Dataset items:
· · · ·

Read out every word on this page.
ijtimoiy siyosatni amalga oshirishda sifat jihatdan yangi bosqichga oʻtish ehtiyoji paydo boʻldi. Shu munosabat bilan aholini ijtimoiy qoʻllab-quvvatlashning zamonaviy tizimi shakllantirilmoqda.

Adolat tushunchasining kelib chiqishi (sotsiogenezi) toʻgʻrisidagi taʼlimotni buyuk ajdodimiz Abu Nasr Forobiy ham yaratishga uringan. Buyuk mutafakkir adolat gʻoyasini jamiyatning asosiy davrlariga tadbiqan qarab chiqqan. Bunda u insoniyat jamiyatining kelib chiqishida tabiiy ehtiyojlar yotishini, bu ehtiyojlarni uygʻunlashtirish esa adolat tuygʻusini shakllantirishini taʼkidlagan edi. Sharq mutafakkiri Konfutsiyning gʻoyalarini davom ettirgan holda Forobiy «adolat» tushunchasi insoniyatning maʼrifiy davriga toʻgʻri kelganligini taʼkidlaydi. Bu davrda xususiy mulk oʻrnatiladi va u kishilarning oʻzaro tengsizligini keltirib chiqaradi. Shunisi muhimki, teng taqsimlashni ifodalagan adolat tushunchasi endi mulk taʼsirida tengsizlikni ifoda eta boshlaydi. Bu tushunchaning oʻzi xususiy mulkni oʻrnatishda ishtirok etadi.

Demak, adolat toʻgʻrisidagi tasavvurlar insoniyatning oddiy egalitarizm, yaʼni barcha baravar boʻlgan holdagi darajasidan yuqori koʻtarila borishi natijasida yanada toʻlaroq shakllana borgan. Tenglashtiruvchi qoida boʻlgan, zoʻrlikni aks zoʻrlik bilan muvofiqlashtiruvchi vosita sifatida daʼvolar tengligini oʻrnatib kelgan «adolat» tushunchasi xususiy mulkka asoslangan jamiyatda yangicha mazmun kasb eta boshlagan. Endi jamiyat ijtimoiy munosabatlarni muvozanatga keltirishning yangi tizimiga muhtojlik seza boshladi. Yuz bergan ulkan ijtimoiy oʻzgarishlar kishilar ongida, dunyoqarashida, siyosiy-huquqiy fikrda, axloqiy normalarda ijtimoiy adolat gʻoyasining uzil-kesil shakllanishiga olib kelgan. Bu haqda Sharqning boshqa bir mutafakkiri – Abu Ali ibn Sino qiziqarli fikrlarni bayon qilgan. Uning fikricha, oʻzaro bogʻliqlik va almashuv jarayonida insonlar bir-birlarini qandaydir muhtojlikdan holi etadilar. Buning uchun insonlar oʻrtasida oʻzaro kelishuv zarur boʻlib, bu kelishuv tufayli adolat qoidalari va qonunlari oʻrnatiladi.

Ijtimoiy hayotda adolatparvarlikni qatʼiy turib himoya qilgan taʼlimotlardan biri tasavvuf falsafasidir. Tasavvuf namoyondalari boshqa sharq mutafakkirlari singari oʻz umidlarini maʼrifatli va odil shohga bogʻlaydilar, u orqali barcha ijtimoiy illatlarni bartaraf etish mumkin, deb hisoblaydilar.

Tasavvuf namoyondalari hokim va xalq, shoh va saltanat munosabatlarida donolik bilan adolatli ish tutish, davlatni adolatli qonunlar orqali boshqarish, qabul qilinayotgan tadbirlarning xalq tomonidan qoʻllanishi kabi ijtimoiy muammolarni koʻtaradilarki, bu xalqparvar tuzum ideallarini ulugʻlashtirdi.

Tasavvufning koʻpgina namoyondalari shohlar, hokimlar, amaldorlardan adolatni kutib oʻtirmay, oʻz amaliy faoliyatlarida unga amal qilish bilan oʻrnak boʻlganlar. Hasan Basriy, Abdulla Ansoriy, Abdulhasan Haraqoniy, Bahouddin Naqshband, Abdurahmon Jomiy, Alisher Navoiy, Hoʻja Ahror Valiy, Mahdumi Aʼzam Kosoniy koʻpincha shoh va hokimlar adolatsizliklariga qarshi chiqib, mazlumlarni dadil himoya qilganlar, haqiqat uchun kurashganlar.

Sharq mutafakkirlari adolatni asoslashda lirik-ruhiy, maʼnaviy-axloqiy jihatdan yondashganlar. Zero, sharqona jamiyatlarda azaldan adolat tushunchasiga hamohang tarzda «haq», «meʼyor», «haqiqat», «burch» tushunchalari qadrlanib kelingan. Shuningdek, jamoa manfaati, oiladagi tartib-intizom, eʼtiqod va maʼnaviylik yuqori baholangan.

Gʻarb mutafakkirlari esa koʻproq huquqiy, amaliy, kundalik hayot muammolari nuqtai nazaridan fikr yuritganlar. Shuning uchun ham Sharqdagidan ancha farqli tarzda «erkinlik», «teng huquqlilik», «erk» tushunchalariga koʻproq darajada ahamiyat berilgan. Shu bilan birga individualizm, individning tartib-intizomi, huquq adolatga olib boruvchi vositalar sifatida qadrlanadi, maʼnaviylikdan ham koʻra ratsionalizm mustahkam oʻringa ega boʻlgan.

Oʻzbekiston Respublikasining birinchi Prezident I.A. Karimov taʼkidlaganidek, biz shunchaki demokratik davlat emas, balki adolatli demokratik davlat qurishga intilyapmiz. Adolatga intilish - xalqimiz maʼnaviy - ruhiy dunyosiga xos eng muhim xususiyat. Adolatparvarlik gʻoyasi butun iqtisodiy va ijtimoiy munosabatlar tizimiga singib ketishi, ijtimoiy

· · · ·

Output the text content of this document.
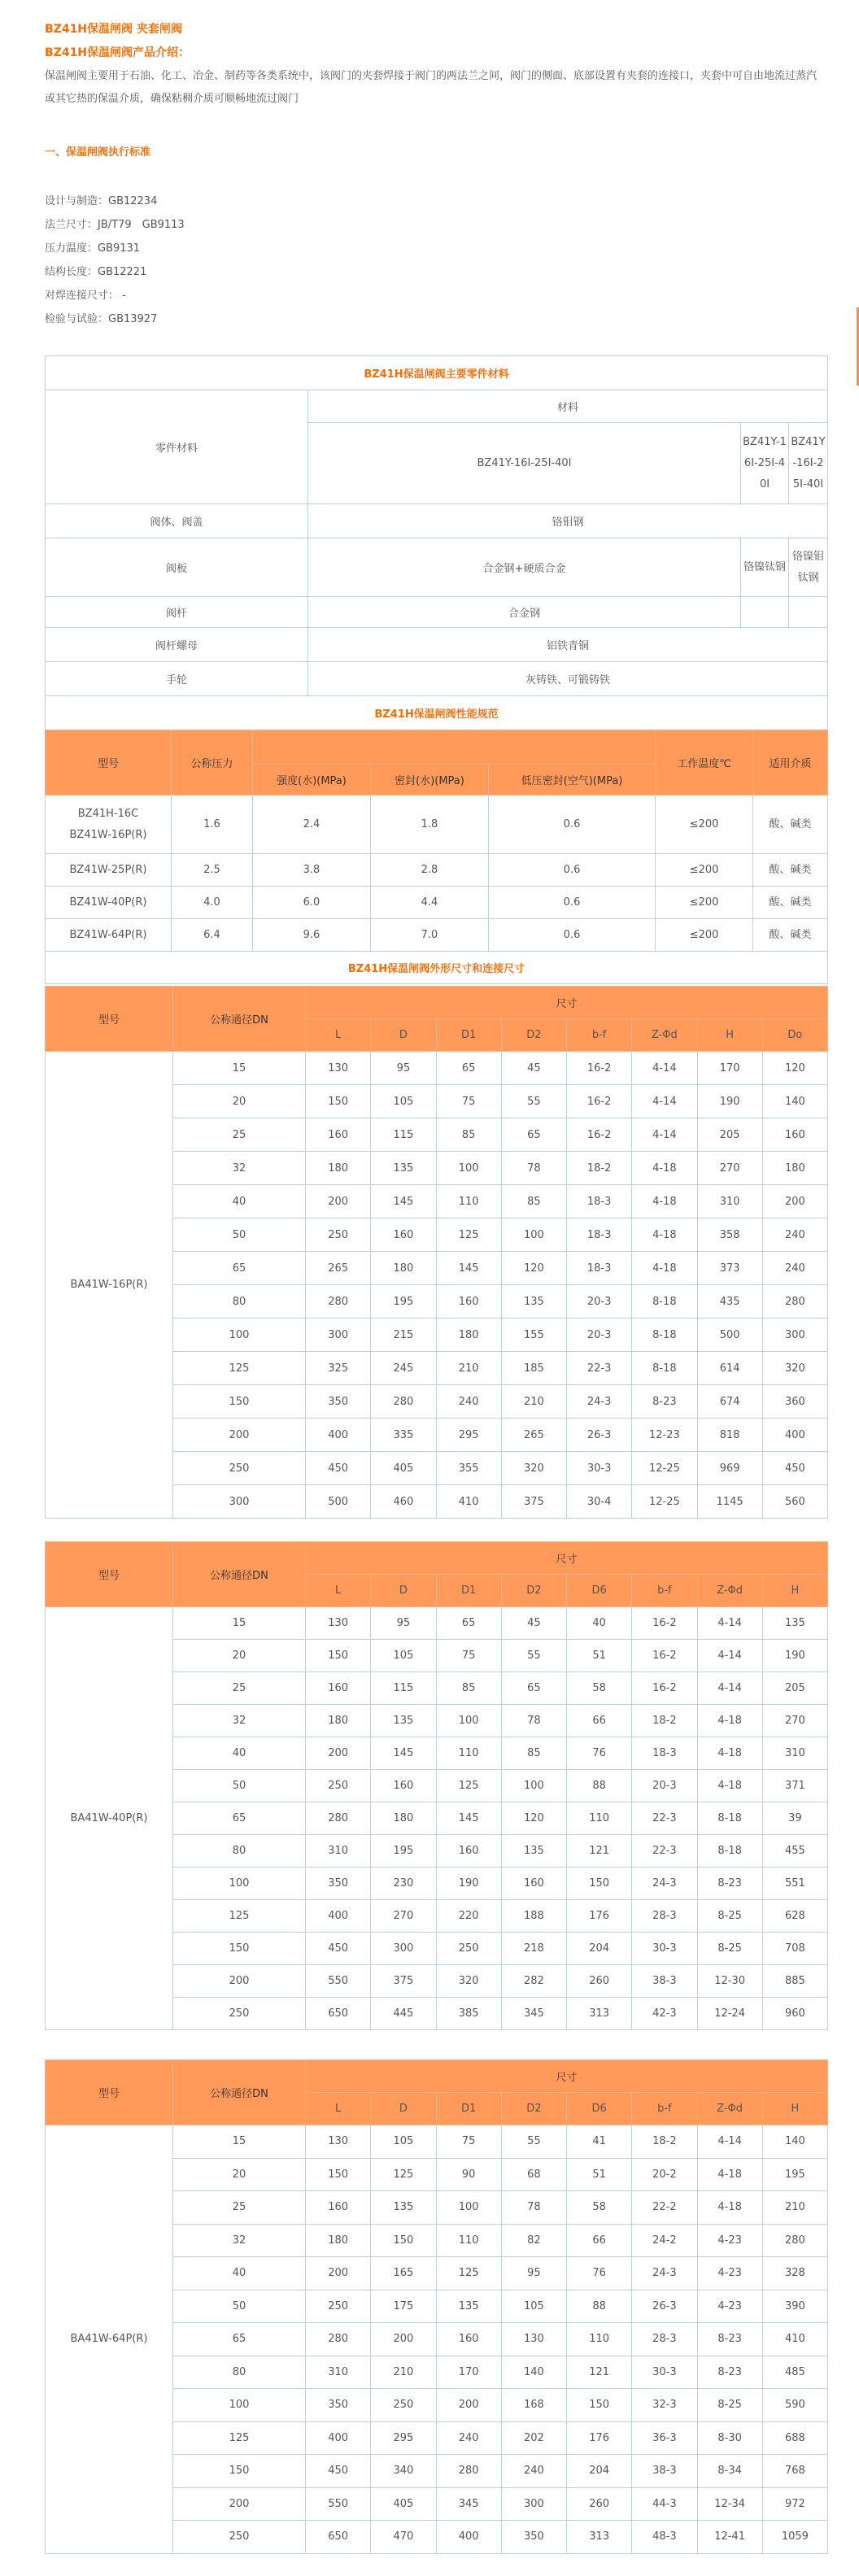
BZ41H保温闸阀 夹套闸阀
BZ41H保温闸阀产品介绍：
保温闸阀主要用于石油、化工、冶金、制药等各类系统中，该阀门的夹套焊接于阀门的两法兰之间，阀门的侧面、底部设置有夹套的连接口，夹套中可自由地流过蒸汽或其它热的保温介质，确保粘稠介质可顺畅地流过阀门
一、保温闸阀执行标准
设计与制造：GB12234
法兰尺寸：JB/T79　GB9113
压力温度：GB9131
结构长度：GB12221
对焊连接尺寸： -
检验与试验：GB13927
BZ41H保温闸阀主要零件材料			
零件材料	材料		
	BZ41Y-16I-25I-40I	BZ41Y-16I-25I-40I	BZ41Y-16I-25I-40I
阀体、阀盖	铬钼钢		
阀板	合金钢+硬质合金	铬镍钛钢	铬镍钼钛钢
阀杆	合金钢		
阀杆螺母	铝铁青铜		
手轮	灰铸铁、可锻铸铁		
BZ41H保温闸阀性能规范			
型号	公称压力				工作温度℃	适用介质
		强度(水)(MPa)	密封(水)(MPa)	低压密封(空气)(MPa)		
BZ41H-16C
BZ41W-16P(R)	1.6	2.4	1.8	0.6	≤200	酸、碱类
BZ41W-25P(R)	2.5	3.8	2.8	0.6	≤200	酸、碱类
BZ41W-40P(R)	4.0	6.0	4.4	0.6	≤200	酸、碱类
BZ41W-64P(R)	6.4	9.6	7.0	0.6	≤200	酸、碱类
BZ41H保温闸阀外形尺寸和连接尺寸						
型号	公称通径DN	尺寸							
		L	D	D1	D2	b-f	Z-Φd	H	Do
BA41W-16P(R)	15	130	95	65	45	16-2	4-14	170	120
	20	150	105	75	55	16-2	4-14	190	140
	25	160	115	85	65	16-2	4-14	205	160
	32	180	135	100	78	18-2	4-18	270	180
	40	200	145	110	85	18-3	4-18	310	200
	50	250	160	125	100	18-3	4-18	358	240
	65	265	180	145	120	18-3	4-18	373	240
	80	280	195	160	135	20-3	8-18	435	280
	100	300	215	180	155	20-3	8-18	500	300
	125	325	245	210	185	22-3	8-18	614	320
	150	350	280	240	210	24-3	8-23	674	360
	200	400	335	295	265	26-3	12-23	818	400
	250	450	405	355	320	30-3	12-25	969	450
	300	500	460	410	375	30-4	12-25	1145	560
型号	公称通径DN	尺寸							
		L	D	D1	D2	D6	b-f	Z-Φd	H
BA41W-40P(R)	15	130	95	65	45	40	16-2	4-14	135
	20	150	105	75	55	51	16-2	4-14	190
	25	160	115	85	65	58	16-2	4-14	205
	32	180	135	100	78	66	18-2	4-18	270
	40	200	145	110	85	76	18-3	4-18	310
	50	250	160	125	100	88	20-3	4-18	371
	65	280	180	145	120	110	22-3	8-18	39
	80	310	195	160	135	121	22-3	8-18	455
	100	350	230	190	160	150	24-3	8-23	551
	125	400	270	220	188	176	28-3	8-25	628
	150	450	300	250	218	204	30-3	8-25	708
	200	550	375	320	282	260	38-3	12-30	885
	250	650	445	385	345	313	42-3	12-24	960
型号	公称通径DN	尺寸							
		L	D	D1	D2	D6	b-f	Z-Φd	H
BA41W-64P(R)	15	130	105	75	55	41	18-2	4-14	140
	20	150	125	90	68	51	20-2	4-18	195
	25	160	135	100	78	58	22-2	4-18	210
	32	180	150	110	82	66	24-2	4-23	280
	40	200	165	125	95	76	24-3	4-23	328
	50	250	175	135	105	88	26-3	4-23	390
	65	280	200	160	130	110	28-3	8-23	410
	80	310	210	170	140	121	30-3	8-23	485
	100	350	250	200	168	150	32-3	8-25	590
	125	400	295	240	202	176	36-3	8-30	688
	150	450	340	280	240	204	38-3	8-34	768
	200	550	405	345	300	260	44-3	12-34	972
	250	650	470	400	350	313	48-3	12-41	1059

· · · ·

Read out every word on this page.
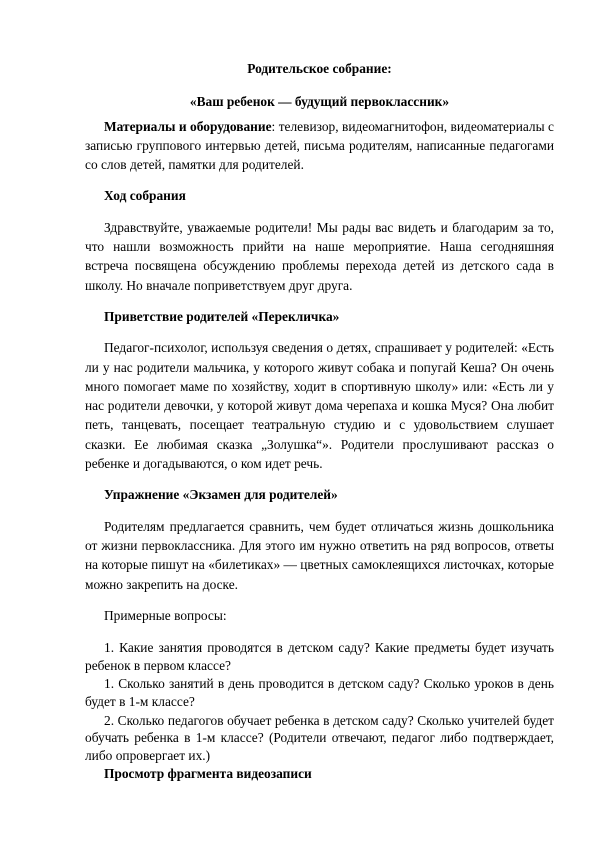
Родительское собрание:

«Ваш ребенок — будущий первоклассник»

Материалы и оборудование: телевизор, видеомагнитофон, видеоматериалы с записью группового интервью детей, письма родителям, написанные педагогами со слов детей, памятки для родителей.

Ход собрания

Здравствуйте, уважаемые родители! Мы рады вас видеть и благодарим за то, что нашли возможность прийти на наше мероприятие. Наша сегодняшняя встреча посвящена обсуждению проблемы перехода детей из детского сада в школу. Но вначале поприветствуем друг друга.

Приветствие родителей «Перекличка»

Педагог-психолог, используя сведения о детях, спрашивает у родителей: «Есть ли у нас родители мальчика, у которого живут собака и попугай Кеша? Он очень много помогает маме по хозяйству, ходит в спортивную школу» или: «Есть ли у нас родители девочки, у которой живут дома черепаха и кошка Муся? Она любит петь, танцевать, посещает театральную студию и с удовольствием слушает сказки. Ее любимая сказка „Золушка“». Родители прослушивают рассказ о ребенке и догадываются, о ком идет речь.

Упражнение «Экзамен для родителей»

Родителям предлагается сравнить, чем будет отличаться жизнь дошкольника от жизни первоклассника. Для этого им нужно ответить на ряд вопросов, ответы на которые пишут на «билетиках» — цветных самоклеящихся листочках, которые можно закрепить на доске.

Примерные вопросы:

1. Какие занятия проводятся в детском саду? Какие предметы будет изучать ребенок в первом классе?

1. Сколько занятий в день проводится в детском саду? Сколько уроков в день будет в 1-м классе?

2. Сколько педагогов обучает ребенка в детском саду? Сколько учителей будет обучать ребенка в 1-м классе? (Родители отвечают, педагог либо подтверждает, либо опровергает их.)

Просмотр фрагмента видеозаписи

· · · ·

TASK REQUIREMENTS.
Copy every line of the listing that contains the word "родителей".

TASK OUTPUT.
Материалы и оборудование: телевизор, видеомагнитофон, видеоматериалы с записью группового интервью детей, письма родителям, написанные педагогами со слов детей, памятки для родителей.
Приветствие родителей «Перекличка»
Педагог-психолог, используя сведения о детях, спрашивает у родителей: «Есть ли у нас родители мальчика, у которого живут собака и попугай Кеша? Он очень много помогает маме по хозяйству, ходит в спортивную школу» или: «Есть ли у нас родители девочки, у которой живут дома черепаха и кошка Муся? Она любит петь, танцевать, посещает театральную студию и с удовольствием слушает сказки. Ее любимая сказка „Золушка“». Родители прослушивают рассказ о ребенке и догадываются, о ком идет речь.
Упражнение «Экзамен для родителей»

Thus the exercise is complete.